··· EXCERPTED RECORDS ···

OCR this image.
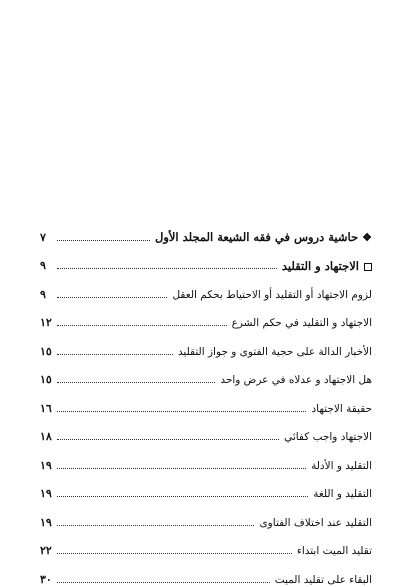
❖حاشية دروس في فقه الشيعة المجلد الأول
٧
الاجتهاد و التقليد
٩
لزوم الاجتهاد أو التقليد أو الاحتياط بحكم العقل
٩
الاجتهاد و التقليد في حكم الشرع
١٢
الأخبار الدالة على حجية الفتوى و جواز التقليد
١٥
هل الاجتهاد و عدلاه في عرض واحد
١٥
حقيقة الاجتهاد
١٦
الاجتهاد واجب كفائي
١٨
التقليد و الأدلة
١٩
التقليد و اللغة
١٩
التقليد عند اختلاف الفتاوى
١٩
تقليد الميت ابتداء
٢٢
البقاء على تقليد الميت
٣٠
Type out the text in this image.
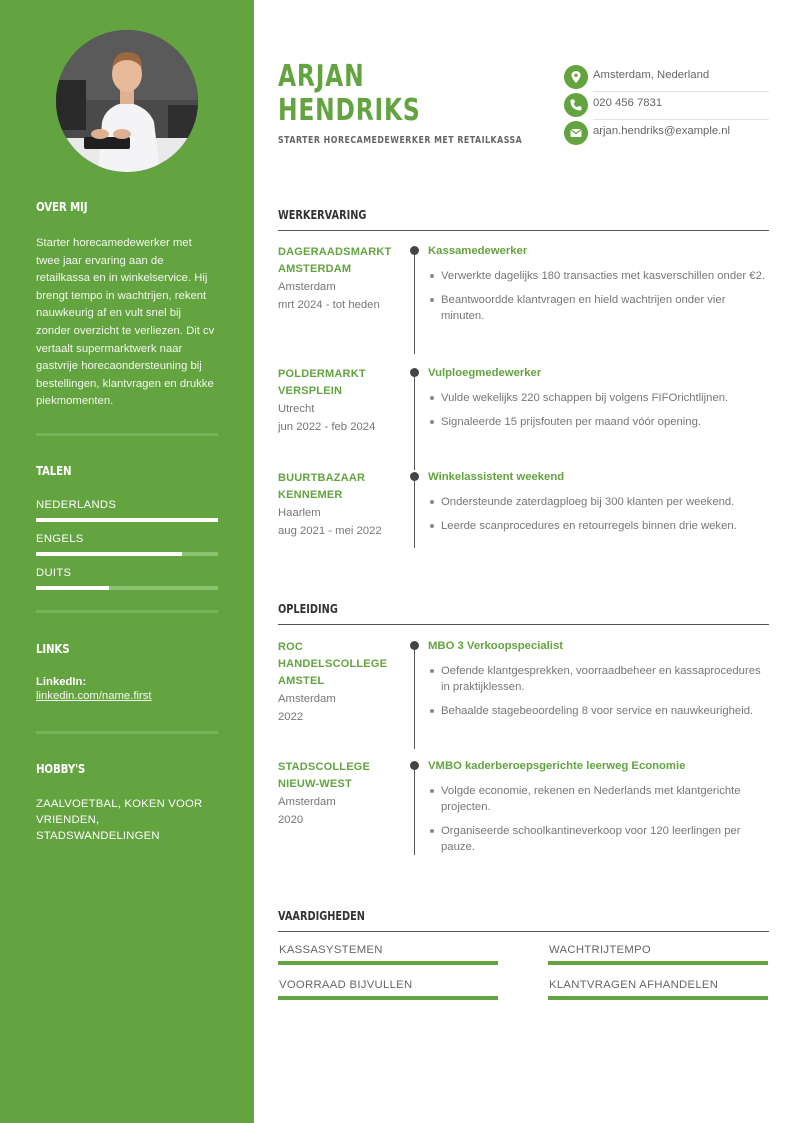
OVER MIJ
Starter horecamedewerker met twee jaar ervaring aan de retailkassa en in winkelservice. Hij brengt tempo in wachtrijen, rekent nauwkeurig af en vult snel bij zonder overzicht te verliezen. Dit cv vertaalt supermarktwerk naar gastvrije horecaondersteuning bij bestellingen, klantvragen en drukke piekmomenten.
TALEN
NEDERLANDS
ENGELS
DUITS
LINKS
LinkedIn:
linkedin.com/name.first
HOBBY'S
ZAALVOETBAL, KOKEN VOOR VRIENDEN, STADSWANDELINGEN
ARJAN
HENDRIKS
STARTER HORECAMEDEWERKER MET RETAILKASSA
Amsterdam, Nederland
020 456 7831
arjan.hendriks@example.nl
WERKERVARING
DAGERAADSMARKT AMSTERDAM
Amsterdam
mrt 2024 - tot heden
Kassamedewerker
Verwerkte dagelijks 180 transacties met kasverschillen onder €2.
Beantwoordde klantvragen en hield wachtrijen onder vier minuten.
POLDERMARKT VERSPLEIN
Utrecht
jun 2022 - feb 2024
Vulploegmedewerker
Vulde wekelijks 220 schappen bij volgens FIFOrichtlijnen.
Signaleerde 15 prijsfouten per maand vóór opening.
BUURTBAZAAR KENNEMER
Haarlem
aug 2021 - mei 2022
Winkelassistent weekend
Ondersteunde zaterdagploeg bij 300 klanten per weekend.
Leerde scanprocedures en retourregels binnen drie weken.
OPLEIDING
ROC HANDELSCOLLEGE AMSTEL
Amsterdam
2022
MBO 3 Verkoopspecialist
Oefende klantgesprekken, voorraadbeheer en kassaprocedures in praktijklessen.
Behaalde stagebeoordeling 8 voor service en nauwkeurigheid.
STADSCOLLEGE NIEUW-WEST
Amsterdam
2020
VMBO kaderberoepsgerichte leerweg Economie
Volgde economie, rekenen en Nederlands met klantgerichte projecten.
Organiseerde schoolkantineverkoop voor 120 leerlingen per pauze.
VAARDIGHEDEN
KASSASYSTEMEN	WACHTRIJTEMPO
VOORRAAD BIJVULLEN	KLANTVRAGEN AFHANDELEN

···

◆ **WHAT IS NEEDED**
Report the number of lines holding the string "الميت", without any other words.

◆ **ANSWER TO THIS TASK**
2